## WRITTEN PROBLEM
Where a line holds the word "forward", copy that line.

[Stored dataset items]
= = = =

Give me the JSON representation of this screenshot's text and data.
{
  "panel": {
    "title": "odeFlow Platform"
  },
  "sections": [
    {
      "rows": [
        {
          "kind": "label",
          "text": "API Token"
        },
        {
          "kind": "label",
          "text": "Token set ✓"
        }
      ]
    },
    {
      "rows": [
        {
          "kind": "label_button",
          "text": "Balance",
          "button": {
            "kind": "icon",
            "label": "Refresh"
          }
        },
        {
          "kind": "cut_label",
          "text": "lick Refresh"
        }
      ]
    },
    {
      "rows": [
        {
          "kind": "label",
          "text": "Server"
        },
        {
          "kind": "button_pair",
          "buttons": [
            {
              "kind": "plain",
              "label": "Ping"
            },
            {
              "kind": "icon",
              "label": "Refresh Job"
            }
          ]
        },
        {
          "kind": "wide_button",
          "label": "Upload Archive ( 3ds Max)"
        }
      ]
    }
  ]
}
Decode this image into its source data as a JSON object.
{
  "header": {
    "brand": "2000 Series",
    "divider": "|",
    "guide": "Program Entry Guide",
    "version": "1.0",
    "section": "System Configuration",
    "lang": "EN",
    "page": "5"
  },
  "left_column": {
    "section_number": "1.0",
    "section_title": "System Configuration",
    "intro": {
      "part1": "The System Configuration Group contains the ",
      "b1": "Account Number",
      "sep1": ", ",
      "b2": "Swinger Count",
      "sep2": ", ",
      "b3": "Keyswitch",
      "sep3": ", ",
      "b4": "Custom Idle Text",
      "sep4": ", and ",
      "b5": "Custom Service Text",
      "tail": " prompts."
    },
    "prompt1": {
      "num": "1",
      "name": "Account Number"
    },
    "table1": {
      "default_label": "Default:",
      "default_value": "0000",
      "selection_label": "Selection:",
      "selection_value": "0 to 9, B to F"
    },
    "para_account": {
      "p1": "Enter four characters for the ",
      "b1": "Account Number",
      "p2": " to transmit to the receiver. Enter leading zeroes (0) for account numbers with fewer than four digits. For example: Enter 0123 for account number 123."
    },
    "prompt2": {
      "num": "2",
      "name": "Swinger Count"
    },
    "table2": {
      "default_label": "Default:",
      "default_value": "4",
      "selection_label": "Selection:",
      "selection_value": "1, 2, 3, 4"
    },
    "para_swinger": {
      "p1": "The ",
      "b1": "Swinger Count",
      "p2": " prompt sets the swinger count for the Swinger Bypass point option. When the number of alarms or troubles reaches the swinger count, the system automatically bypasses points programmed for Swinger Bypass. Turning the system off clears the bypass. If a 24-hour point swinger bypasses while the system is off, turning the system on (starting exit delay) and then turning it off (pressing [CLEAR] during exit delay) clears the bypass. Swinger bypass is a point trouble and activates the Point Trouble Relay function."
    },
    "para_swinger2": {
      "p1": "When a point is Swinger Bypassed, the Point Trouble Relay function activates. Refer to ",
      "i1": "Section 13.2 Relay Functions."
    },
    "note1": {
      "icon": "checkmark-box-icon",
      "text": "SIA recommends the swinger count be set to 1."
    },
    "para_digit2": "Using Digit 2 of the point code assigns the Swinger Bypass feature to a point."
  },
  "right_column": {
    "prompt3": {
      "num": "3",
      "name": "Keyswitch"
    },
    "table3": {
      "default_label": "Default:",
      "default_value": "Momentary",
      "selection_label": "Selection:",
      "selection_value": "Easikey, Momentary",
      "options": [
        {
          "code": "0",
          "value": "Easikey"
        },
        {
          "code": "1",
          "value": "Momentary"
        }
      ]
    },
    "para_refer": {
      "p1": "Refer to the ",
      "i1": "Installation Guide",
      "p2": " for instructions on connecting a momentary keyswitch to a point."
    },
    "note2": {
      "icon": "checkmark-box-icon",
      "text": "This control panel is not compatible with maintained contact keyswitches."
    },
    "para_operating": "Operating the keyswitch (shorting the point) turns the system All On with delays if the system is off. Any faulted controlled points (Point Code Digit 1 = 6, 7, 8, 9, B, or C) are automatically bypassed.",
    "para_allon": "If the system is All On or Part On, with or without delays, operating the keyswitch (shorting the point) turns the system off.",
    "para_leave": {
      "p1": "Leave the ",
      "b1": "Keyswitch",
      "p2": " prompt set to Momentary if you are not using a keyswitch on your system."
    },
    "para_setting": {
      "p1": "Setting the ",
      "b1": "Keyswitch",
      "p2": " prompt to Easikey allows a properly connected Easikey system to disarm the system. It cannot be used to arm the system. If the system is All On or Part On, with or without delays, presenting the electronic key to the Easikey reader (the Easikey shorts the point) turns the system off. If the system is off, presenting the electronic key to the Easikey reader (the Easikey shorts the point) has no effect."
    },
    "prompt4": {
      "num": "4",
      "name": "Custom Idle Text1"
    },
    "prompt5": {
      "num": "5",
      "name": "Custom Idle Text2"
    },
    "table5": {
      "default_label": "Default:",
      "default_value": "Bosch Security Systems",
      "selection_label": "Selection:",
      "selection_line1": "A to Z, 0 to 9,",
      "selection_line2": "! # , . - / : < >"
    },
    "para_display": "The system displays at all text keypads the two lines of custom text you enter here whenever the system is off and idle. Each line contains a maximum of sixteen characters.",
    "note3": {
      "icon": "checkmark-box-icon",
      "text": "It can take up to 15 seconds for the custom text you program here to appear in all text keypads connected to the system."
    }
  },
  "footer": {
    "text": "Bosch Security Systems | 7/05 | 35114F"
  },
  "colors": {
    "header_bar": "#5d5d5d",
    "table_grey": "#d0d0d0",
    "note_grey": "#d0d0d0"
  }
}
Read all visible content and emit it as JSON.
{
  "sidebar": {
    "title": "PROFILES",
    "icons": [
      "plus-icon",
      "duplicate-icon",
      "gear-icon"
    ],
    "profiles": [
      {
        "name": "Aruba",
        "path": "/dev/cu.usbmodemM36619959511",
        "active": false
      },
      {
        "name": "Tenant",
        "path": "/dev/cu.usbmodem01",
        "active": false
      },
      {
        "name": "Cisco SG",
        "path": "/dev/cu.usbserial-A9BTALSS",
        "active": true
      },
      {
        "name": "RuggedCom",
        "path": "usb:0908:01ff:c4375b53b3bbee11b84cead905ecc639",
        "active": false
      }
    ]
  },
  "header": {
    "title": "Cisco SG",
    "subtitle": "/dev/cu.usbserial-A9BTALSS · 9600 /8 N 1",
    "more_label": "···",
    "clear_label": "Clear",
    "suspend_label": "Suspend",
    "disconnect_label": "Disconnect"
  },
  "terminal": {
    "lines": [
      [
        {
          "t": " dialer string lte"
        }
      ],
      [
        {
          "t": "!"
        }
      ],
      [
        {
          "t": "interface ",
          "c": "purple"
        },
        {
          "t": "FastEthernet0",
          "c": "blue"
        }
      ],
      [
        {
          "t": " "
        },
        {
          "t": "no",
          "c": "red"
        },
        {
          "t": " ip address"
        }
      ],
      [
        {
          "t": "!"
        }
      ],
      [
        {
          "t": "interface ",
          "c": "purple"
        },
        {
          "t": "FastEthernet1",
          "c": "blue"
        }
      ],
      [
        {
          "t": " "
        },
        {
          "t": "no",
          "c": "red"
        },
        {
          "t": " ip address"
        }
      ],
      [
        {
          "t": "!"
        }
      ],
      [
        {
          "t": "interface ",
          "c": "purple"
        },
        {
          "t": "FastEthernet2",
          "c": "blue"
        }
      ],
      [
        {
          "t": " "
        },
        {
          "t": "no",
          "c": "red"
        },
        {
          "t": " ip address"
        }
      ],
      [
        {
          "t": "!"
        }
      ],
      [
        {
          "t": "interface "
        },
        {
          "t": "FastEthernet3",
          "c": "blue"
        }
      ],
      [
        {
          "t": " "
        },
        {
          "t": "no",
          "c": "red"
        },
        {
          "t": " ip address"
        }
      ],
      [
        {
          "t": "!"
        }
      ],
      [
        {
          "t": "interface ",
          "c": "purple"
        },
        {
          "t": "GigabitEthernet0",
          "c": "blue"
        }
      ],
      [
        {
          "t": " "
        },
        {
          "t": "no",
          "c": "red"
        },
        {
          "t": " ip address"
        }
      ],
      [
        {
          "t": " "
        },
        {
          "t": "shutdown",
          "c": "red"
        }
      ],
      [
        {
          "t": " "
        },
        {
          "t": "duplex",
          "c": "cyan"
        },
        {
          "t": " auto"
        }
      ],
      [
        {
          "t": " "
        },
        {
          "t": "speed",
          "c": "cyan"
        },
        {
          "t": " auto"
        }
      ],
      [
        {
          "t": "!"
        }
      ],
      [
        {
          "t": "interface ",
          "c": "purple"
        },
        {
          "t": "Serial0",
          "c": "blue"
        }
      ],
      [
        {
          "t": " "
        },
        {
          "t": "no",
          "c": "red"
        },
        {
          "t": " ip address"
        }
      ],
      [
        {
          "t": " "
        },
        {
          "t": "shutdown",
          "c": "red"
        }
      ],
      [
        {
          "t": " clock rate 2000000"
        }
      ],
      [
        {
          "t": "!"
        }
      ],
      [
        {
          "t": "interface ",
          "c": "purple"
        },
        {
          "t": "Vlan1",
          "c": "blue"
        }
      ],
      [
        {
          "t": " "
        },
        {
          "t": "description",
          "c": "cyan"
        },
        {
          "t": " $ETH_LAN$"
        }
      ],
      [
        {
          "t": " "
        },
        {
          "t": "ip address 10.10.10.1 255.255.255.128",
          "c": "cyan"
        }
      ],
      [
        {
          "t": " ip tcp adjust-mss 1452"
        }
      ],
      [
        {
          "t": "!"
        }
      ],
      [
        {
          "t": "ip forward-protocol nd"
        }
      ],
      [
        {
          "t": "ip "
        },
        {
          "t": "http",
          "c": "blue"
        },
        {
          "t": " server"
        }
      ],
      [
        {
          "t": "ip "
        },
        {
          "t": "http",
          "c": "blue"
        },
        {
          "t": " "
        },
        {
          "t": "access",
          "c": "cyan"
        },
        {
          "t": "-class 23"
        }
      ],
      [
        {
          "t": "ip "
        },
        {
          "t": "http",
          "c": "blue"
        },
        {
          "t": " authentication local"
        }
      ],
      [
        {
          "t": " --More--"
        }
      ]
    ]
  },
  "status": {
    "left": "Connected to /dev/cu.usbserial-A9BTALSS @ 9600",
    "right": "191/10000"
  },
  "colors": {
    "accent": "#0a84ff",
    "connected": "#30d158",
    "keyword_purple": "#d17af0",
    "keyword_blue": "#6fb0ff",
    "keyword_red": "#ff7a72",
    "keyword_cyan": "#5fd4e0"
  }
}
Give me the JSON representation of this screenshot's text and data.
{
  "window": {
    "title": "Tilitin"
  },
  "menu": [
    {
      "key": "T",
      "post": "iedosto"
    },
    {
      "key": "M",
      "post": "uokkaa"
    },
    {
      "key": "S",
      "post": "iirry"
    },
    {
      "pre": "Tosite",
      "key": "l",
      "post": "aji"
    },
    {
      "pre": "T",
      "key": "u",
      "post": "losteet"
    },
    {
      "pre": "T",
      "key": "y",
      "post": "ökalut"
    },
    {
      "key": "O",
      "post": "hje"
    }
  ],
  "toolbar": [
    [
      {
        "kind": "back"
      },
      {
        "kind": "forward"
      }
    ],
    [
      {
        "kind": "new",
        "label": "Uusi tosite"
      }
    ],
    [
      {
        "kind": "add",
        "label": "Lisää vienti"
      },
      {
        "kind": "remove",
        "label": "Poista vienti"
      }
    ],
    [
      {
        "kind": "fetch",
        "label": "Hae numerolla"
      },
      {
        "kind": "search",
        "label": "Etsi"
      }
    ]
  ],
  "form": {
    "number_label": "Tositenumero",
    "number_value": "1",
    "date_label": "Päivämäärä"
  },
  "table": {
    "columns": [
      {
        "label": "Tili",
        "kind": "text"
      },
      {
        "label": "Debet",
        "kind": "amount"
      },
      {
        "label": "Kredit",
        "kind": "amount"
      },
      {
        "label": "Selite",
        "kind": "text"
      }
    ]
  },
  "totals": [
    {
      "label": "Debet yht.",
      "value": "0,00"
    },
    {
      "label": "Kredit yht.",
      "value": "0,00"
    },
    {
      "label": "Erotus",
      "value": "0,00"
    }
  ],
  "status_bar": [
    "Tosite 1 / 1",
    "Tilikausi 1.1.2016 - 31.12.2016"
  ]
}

= = = =

## ANSWER FOR THIS EXERCISE
          "t": "ip forward-protocol nd"
        "kind": "forward"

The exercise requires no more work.